* START DATA SECTION *

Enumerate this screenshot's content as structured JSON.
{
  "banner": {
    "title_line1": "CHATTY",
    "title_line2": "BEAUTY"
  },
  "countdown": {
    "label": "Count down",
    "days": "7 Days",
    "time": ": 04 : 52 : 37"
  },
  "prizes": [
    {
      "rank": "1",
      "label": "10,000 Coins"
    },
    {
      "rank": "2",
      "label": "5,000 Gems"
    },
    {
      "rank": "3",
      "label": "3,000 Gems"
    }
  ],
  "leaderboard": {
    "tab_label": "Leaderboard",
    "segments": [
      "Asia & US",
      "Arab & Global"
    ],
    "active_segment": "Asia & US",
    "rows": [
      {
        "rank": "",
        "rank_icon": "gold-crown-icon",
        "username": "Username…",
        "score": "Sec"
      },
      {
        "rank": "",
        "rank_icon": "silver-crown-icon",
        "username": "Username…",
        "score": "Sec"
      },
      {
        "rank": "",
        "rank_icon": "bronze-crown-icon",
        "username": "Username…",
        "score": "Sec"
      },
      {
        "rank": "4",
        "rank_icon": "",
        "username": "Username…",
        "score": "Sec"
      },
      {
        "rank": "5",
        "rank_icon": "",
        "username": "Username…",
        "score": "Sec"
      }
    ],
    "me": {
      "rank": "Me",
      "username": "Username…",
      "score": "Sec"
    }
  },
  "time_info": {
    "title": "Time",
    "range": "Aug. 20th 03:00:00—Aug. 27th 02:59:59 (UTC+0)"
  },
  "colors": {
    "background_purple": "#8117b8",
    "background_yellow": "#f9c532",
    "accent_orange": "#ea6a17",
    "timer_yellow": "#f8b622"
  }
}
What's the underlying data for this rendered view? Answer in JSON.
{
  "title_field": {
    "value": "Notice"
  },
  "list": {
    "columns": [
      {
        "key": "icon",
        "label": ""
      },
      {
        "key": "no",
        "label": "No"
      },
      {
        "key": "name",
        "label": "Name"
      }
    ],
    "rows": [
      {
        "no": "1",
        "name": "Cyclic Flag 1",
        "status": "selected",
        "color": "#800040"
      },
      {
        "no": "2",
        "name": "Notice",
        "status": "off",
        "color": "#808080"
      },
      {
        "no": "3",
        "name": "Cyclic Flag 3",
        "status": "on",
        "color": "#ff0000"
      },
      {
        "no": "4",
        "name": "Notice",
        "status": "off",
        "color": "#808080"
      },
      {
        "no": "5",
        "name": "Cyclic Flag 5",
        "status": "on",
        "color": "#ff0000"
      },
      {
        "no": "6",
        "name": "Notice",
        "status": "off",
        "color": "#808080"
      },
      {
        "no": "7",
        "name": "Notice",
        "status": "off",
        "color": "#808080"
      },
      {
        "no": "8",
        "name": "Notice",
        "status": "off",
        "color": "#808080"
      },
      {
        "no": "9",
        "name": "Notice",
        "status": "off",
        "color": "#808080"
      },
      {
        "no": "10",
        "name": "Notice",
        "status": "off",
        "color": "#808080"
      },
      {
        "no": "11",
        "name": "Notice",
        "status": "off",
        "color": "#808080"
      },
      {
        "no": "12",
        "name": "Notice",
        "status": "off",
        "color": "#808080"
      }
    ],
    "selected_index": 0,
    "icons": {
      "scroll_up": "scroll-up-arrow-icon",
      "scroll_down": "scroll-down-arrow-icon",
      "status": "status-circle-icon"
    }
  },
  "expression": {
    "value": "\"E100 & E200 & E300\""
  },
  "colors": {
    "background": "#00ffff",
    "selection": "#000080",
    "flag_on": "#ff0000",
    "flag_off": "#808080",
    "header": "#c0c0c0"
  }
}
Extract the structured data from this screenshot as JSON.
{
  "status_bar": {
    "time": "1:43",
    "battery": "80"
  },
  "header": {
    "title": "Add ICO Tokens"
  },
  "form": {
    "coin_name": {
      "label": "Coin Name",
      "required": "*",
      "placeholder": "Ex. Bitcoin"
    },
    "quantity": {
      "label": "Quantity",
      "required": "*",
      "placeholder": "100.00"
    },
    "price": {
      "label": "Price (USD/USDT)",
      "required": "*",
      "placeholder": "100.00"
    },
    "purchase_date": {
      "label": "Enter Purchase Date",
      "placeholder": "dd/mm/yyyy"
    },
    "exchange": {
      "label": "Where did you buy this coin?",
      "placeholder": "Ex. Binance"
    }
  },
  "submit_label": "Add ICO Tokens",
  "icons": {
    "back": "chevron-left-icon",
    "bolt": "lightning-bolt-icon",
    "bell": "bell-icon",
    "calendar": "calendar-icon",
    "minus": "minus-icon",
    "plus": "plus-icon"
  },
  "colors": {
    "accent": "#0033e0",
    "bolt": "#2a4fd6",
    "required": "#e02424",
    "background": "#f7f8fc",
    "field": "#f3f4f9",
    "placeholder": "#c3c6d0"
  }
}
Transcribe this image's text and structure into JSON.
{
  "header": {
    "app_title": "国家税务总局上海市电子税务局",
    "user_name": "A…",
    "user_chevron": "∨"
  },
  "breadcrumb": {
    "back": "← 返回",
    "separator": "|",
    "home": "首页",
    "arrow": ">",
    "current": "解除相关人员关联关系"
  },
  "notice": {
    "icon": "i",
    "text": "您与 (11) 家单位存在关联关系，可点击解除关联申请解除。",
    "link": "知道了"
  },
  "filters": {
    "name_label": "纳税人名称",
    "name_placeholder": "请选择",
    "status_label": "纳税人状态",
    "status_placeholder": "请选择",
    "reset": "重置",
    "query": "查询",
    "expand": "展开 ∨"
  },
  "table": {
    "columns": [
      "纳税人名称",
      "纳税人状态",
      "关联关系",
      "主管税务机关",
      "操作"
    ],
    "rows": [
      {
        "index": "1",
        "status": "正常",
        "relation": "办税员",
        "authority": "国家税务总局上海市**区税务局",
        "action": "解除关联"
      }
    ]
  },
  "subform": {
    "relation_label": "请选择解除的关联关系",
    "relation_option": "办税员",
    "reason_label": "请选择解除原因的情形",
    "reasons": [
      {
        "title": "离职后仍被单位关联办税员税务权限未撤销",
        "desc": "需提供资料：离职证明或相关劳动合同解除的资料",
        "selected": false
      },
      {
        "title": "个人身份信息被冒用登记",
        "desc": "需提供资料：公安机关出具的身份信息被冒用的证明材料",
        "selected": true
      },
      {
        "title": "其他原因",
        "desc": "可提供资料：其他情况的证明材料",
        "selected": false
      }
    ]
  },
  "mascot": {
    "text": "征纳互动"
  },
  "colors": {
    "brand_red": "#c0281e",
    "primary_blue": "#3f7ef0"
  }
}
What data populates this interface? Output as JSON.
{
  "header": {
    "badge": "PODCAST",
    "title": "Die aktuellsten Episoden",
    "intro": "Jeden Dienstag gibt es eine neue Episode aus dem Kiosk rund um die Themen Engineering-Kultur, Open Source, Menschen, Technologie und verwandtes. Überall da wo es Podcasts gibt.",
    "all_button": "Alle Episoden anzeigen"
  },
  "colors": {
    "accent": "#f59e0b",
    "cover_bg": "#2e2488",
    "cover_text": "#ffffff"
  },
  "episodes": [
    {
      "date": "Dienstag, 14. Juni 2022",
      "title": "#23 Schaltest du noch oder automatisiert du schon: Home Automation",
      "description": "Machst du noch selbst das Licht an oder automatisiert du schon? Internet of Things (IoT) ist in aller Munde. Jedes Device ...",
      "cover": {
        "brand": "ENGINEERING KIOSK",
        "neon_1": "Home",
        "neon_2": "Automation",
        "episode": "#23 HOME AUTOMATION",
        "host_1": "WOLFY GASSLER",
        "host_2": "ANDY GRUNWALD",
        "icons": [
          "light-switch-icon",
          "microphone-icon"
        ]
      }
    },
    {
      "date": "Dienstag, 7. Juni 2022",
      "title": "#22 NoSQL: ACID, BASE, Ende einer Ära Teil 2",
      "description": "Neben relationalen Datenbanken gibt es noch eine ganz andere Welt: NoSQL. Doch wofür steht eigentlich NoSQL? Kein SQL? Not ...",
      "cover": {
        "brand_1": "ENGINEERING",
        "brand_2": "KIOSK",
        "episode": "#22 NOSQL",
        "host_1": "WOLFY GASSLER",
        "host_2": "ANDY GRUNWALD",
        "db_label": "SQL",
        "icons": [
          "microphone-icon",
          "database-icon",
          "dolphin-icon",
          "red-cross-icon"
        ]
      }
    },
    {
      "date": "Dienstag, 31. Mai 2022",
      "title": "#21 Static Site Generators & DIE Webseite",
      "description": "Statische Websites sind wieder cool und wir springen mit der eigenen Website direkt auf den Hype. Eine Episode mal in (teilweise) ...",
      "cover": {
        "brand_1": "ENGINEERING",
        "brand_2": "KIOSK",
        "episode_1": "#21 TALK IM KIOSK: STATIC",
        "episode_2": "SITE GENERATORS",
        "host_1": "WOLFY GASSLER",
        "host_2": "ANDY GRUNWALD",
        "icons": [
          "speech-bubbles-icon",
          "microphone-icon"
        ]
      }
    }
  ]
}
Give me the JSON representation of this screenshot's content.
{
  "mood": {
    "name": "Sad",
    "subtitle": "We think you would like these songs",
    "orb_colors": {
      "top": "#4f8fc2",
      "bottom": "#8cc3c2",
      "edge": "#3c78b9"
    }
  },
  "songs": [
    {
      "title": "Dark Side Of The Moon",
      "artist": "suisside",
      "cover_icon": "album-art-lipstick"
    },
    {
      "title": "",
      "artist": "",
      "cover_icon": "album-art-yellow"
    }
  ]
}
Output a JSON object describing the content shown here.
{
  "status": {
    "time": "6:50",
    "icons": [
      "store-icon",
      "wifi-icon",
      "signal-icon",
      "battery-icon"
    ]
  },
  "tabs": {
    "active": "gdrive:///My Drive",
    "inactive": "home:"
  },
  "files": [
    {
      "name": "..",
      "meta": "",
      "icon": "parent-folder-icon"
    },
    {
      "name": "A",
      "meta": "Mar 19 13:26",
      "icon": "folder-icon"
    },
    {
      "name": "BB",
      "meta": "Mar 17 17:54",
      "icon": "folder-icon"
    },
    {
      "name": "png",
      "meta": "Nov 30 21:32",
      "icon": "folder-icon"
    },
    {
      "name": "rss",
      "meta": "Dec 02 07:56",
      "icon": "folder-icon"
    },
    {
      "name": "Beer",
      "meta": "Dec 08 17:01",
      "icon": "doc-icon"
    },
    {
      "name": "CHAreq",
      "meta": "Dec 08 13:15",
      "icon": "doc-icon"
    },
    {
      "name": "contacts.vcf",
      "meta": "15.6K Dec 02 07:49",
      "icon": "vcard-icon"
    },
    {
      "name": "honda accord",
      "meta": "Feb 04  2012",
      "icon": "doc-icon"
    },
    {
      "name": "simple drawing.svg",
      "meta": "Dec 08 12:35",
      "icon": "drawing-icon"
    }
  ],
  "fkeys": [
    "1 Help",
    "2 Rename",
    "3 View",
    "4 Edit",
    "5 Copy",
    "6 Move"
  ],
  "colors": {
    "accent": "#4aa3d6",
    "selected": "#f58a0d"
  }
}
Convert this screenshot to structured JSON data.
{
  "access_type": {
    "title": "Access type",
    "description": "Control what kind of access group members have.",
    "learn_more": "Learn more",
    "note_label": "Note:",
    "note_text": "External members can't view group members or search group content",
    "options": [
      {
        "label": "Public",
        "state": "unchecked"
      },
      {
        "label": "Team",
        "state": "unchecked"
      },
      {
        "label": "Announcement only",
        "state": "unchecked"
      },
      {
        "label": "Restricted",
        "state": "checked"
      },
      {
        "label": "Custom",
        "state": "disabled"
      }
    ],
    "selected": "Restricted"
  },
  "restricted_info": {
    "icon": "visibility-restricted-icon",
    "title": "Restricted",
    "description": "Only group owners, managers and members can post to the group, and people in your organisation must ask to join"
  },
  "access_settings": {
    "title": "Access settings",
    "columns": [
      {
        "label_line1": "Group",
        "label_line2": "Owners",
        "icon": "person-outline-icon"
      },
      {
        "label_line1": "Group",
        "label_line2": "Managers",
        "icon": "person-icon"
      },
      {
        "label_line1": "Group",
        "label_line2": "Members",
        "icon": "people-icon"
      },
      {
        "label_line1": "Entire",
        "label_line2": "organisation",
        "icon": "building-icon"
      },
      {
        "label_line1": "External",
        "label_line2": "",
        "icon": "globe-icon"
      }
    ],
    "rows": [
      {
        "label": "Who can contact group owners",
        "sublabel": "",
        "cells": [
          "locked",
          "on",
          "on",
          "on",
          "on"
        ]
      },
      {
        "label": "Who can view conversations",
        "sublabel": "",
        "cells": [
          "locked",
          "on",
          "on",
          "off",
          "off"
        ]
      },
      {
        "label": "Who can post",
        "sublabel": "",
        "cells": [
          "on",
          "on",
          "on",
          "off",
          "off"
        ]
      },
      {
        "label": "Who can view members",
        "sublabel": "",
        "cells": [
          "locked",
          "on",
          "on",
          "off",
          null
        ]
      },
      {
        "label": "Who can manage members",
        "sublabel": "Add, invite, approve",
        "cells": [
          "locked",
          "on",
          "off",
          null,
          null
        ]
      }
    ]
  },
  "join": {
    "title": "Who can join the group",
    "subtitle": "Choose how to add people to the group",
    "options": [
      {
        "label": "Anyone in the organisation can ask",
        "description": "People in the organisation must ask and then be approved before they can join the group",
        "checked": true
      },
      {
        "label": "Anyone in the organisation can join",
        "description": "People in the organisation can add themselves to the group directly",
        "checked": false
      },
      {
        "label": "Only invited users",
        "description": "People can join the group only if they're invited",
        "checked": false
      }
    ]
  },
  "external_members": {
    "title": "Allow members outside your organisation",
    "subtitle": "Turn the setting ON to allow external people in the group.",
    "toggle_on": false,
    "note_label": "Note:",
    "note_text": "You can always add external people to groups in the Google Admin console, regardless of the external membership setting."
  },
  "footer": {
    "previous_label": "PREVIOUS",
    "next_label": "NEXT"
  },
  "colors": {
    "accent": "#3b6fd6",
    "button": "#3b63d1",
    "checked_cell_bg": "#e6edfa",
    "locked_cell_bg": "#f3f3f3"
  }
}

* END DATA SECTION *

● TO DO
Pick out the lines that contain "drawing" and copy them.

● WRITTEN REPLY
      "name": "simple drawing.svg",
      "icon": "drawing-icon"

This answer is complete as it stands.